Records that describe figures
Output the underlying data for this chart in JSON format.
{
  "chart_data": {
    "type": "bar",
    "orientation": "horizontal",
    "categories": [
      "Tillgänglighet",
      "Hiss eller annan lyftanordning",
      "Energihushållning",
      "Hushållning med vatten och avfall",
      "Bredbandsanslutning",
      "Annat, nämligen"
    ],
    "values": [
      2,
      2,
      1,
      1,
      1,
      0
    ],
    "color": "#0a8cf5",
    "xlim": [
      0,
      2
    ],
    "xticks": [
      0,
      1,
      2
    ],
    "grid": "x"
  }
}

__Aim of the exercise__
Print every record above exactly as written.

__Reply to the task__
Output the underlying data for this chart in JSON format.
{
  "chart_data": {
    "type": "bar",
    "orientation": "horizontal",
    "categories": [
      "Tillgänglighet",
      "Hiss eller annan lyftanordning",
      "Energihushållning",
      "Hushållning med vatten och avfall",
      "Bredbandsanslutning",
      "Annat, nämligen"
    ],
    "values": [
      2,
      2,
      1,
      1,
      1,
      0
    ],
    "color": "#0a8cf5",
    "xlim": [
      0,
      2
    ],
    "xticks": [
      0,
      1,
      2
    ],
    "grid": "x"
  }
}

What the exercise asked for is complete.